SOURCE DATA:
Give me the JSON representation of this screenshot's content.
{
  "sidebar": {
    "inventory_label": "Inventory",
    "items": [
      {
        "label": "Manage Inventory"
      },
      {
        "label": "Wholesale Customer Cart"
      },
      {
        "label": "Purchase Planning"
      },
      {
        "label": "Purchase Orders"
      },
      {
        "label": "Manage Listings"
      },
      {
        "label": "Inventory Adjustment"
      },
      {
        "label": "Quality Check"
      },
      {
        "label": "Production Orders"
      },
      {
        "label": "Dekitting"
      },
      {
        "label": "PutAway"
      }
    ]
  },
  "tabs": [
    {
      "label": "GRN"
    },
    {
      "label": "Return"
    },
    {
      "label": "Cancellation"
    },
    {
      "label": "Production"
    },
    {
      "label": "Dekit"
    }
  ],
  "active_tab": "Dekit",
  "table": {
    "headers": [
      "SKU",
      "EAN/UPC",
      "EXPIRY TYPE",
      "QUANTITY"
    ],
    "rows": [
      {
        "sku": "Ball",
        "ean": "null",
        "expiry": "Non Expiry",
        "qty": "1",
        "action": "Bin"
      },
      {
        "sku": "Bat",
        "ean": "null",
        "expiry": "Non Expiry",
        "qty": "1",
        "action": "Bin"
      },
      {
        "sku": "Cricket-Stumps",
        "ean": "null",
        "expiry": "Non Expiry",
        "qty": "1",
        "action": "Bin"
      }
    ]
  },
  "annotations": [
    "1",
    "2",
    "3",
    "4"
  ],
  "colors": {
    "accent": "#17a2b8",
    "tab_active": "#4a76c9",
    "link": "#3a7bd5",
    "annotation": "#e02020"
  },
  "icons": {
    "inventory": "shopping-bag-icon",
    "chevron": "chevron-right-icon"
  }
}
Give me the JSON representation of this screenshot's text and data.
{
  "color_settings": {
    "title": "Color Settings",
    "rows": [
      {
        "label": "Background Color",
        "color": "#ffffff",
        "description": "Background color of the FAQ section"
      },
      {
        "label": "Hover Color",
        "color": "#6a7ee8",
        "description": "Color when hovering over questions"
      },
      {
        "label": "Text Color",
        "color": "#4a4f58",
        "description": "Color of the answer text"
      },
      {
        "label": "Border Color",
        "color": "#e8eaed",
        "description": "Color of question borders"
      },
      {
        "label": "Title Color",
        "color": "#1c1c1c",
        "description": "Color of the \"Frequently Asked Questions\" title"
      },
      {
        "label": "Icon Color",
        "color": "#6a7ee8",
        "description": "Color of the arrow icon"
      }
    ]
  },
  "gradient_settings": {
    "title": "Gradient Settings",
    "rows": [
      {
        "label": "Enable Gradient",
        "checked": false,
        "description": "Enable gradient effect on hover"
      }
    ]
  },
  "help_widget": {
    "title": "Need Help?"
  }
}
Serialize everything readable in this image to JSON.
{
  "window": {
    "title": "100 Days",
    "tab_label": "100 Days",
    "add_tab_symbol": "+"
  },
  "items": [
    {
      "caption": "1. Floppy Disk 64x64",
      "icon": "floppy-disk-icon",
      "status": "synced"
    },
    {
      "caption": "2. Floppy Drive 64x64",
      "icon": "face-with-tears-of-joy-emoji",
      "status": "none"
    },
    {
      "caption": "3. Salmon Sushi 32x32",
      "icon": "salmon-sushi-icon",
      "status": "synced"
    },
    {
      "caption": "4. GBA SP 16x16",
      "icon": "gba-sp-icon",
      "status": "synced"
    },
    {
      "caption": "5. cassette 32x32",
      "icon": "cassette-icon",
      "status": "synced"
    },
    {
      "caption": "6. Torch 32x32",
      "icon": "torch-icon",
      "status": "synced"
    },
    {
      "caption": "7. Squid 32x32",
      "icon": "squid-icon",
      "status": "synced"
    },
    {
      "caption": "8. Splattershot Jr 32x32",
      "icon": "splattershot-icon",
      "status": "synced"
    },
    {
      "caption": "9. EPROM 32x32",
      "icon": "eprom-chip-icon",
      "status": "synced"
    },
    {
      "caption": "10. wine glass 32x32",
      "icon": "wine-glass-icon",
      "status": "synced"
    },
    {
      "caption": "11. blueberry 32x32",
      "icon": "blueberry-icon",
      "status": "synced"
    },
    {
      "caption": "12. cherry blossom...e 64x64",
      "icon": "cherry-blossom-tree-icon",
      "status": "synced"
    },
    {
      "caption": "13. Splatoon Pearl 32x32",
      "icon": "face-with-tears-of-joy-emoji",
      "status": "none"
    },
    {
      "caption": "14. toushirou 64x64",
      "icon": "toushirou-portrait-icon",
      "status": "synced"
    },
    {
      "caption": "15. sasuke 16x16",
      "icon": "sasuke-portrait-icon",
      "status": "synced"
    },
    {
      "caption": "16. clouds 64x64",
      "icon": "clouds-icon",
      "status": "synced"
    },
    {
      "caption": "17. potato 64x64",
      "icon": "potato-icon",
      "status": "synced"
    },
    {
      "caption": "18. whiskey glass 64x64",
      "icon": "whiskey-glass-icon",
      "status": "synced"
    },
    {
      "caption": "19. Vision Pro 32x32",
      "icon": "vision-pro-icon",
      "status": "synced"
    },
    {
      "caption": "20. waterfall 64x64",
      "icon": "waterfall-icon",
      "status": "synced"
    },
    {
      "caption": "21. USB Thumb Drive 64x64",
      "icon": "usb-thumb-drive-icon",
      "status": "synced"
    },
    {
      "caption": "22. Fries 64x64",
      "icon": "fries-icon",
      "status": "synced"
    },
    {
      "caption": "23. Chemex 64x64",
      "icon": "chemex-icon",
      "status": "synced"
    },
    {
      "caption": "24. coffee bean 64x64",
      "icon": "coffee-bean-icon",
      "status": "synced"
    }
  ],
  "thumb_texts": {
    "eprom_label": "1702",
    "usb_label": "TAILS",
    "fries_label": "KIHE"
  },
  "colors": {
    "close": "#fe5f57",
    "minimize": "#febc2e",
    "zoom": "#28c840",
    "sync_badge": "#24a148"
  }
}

THE TASK: Read the data above and count the lines that include "toushirou". Answer only with the count.

FULL SOLUTION: 2